* Goal of the exercise:
Write out the entries verbatim and leave the images out of the copy.

## START Available data

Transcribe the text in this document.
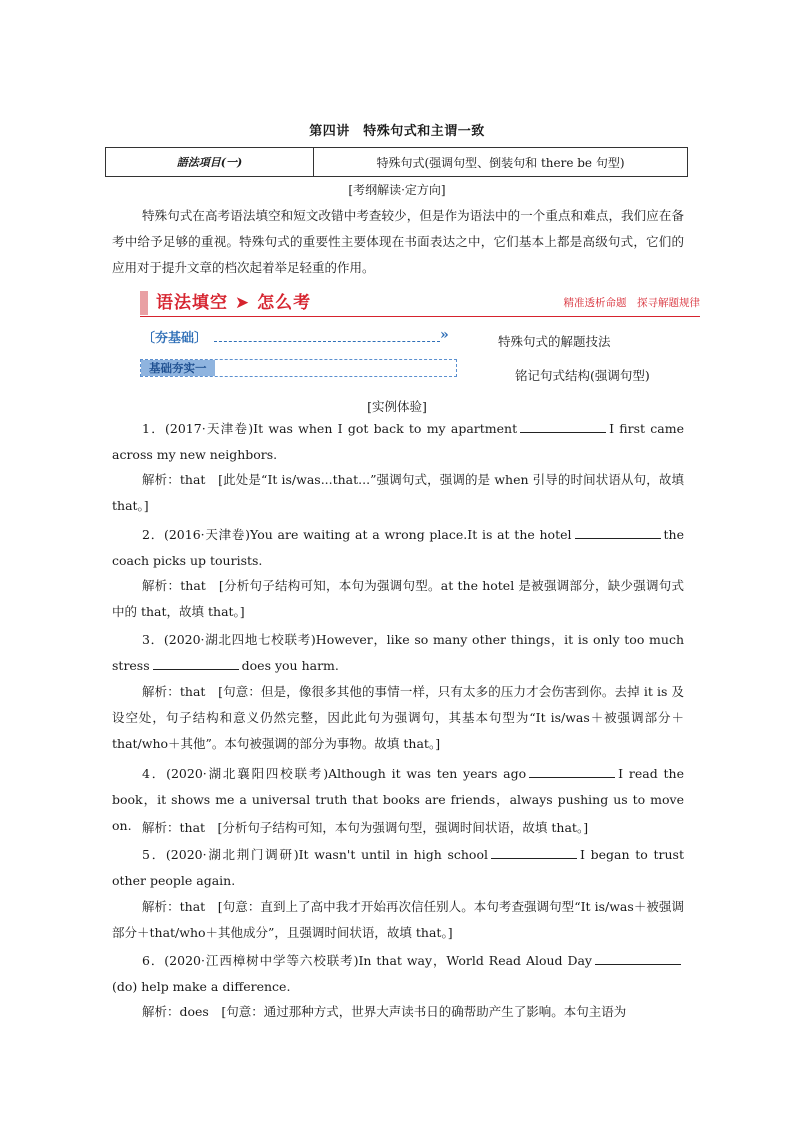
第四讲　特殊句式和主谓一致
語法項目(一)	特殊句式(强调句型、倒装句和 there be 句型)
[考纲解读·定方向]
特殊句式在高考语法填空和短文改错中考查较少，但是作为语法中的一个重点和难点，我们应在备考中给予足够的重视。特殊句式的重要性主要体现在书面表达之中，它们基本上都是高级句式，它们的应用对于提升文章的档次起着举足轻重的作用。
语法填空 ➤ 怎么考	精准透析命题　探寻解题规律
〔夯基础〕	»	特殊句式的解题技法
基础夯实一	铭记句式结构(强调句型)
[实例体验]
1．(2017·天津卷)It was when I got back to my apartment	I first came across my new neighbors.
解析：that　[此处是“It is/was...that...”强调句式，强调的是 when 引导的时间状语从句，故填 that。]
2．(2016·天津卷)You are waiting at a wrong place.It is at the hotel	the coach picks up tourists.
解析：that　[分析句子结构可知，本句为强调句型。at the hotel 是被强调部分，缺少强调句式中的 that，故填 that。]
3．(2020·湖北四地七校联考)However，like so many other things，it is only too much stress	does you harm.
解析：that　[句意：但是，像很多其他的事情一样，只有太多的压力才会伤害到你。去掉 it is 及设空处，句子结构和意义仍然完整，因此此句为强调句，其基本句型为“It is/was＋被强调部分＋that/who＋其他”。本句被强调的部分为事物。故填 that。]
4．(2020·湖北襄阳四校联考)Although it was ten years ago	I read the book，it shows me a universal truth that books are friends，always pushing us to move on. 解析：that　[分析句子结构可知，本句为强调句型，强调时间状语，故填 that。]
5．(2020·湖北荆门调研)It wasn't until in high school	I began to trust other people again.
解析：that　[句意：直到上了高中我才开始再次信任别人。本句考查强调句型“It is/was＋被强调部分＋that/who＋其他成分”，且强调时间状语，故填 that。]
6．(2020·江西樟树中学等六校联考)In that way，World Read Aloud Day(do) help make a difference.
解析：does　[句意：通过那种方式，世界大声读书日的确帮助产生了影响。本句主语为
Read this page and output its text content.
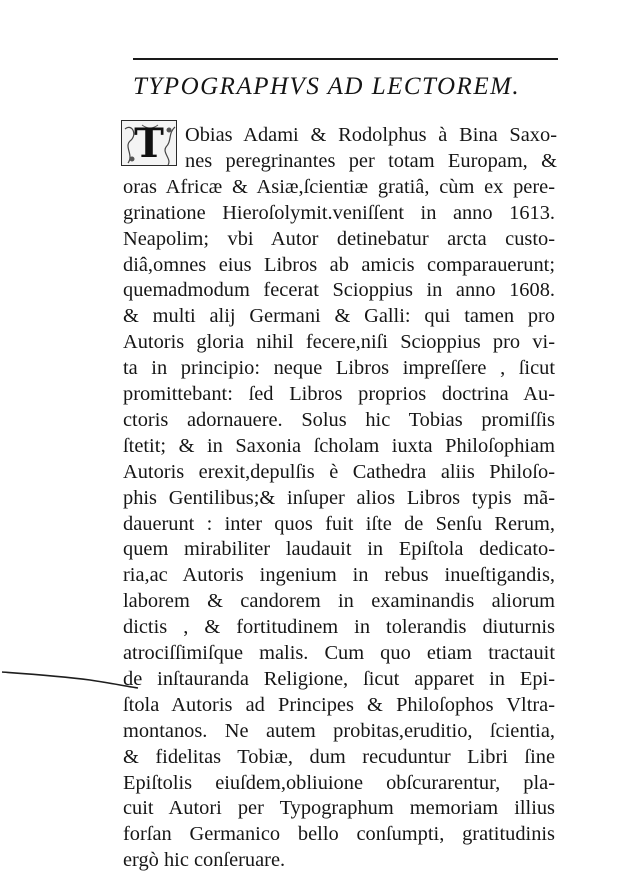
TYPOGRAPHVS AD LECTOREM.
T	Obias Adami & Rodolphus à Bina Saxo-
nes peregrinantes per totam Europam, &
oras Africæ & Asiæ,ſcientiæ gratiâ, cùm ex pere-
grinatione Hieroſolymit.veniſſent in anno 1613.
Neapolim; vbi Autor detinebatur arcta custo-
diâ,omnes eius Libros ab amicis comparauerunt;
quemadmodum fecerat Scioppius in anno 1608.
& multi alij Germani & Galli: qui tamen pro
Autoris gloria nihil fecere,niſi Scioppius pro vi-
ta in principio: neque Libros impreſſere , ſicut
promittebant: ſed Libros proprios doctrina Au-
ctoris adornauere. Solus hic Tobias promiſſis
ſtetit; & in Saxonia ſcholam iuxta Philoſophiam
Autoris erexit,depulſis è Cathedra aliis Philoſo-
phis Gentilibus;& inſuper alios Libros typis mã-
dauerunt : inter quos fuit iſte de Senſu Rerum,
quem mirabiliter laudauit in Epiſtola dedicato-
ria,ac Autoris ingenium in rebus inueſtigandis,
laborem & candorem in examinandis aliorum
dictis , & fortitudinem in tolerandis diuturnis
atrociſſimiſque malis. Cum quo etiam tractauit
de inſtauranda Religione, ſicut apparet in Epi-
ſtola Autoris ad Principes & Philoſophos Vltra-
montanos. Ne autem probitas,eruditio, ſcientia,
& fidelitas Tobiæ, dum recuduntur Libri ſine
Epiſtolis eiuſdem,obliuione obſcurarentur, pla-
cuit Autori per Typographum memoriam illius
forſan Germanico bello conſumpti, gratitudinis
ergò hic conſeruare.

## END Available data

* Reply:
Transcribe the text in this document.
第四讲　特殊句式和主谓一致
語法項目(一)	特殊句式(强调句型、倒装句和 there be 句型)
[考纲解读·定方向]
特殊句式在高考语法填空和短文改错中考查较少，但是作为语法中的一个重点和难点，我们应在备考中给予足够的重视。特殊句式的重要性主要体现在书面表达之中，它们基本上都是高级句式，它们的应用对于提升文章的档次起着举足轻重的作用。
语法填空 ➤ 怎么考	精准透析命题　探寻解题规律
〔夯基础〕	»	特殊句式的解题技法
基础夯实一	铭记句式结构(强调句型)
[实例体验]
1．(2017·天津卷)It was when I got back to my apartment	I first came across my new neighbors.
解析：that　[此处是“It is/was...that...”强调句式，强调的是 when 引导的时间状语从句，故填 that。]
2．(2016·天津卷)You are waiting at a wrong place.It is at the hotel	the coach picks up tourists.
解析：that　[分析句子结构可知，本句为强调句型。at the hotel 是被强调部分，缺少强调句式中的 that，故填 that。]
3．(2020·湖北四地七校联考)However，like so many other things，it is only too much stress	does you harm.
解析：that　[句意：但是，像很多其他的事情一样，只有太多的压力才会伤害到你。去掉 it is 及设空处，句子结构和意义仍然完整，因此此句为强调句，其基本句型为“It is/was＋被强调部分＋that/who＋其他”。本句被强调的部分为事物。故填 that。]
4．(2020·湖北襄阳四校联考)Although it was ten years ago	I read the book，it shows me a universal truth that books are friends，always pushing us to move on. 解析：that　[分析句子结构可知，本句为强调句型，强调时间状语，故填 that。]
5．(2020·湖北荆门调研)It wasn't until in high school	I began to trust other people again.
解析：that　[句意：直到上了高中我才开始再次信任别人。本句考查强调句型“It is/was＋被强调部分＋that/who＋其他成分”，且强调时间状语，故填 that。]
6．(2020·江西樟树中学等六校联考)In that way，World Read Aloud Day(do) help make a difference.
解析：does　[句意：通过那种方式，世界大声读书日的确帮助产生了影响。本句主语为
Read this page and output its text content.
TYPOGRAPHVS AD LECTOREM.
T	Obias Adami & Rodolphus à Bina Saxo-
nes peregrinantes per totam Europam, &
oras Africæ & Asiæ,ſcientiæ gratiâ, cùm ex pere-
grinatione Hieroſolymit.veniſſent in anno 1613.
Neapolim; vbi Autor detinebatur arcta custo-
diâ,omnes eius Libros ab amicis comparauerunt;
quemadmodum fecerat Scioppius in anno 1608.
& multi alij Germani & Galli: qui tamen pro
Autoris gloria nihil fecere,niſi Scioppius pro vi-
ta in principio: neque Libros impreſſere , ſicut
promittebant: ſed Libros proprios doctrina Au-
ctoris adornauere. Solus hic Tobias promiſſis
ſtetit; & in Saxonia ſcholam iuxta Philoſophiam
Autoris erexit,depulſis è Cathedra aliis Philoſo-
phis Gentilibus;& inſuper alios Libros typis mã-
dauerunt : inter quos fuit iſte de Senſu Rerum,
quem mirabiliter laudauit in Epiſtola dedicato-
ria,ac Autoris ingenium in rebus inueſtigandis,
laborem & candorem in examinandis aliorum
dictis , & fortitudinem in tolerandis diuturnis
atrociſſimiſque malis. Cum quo etiam tractauit
de inſtauranda Religione, ſicut apparet in Epi-
ſtola Autoris ad Principes & Philoſophos Vltra-
montanos. Ne autem probitas,eruditio, ſcientia,
& fidelitas Tobiæ, dum recuduntur Libri ſine
Epiſtolis eiuſdem,obliuione obſcurarentur, pla-
cuit Autori per Typographum memoriam illius
forſan Germanico bello conſumpti, gratitudinis
ergò hic conſeruare.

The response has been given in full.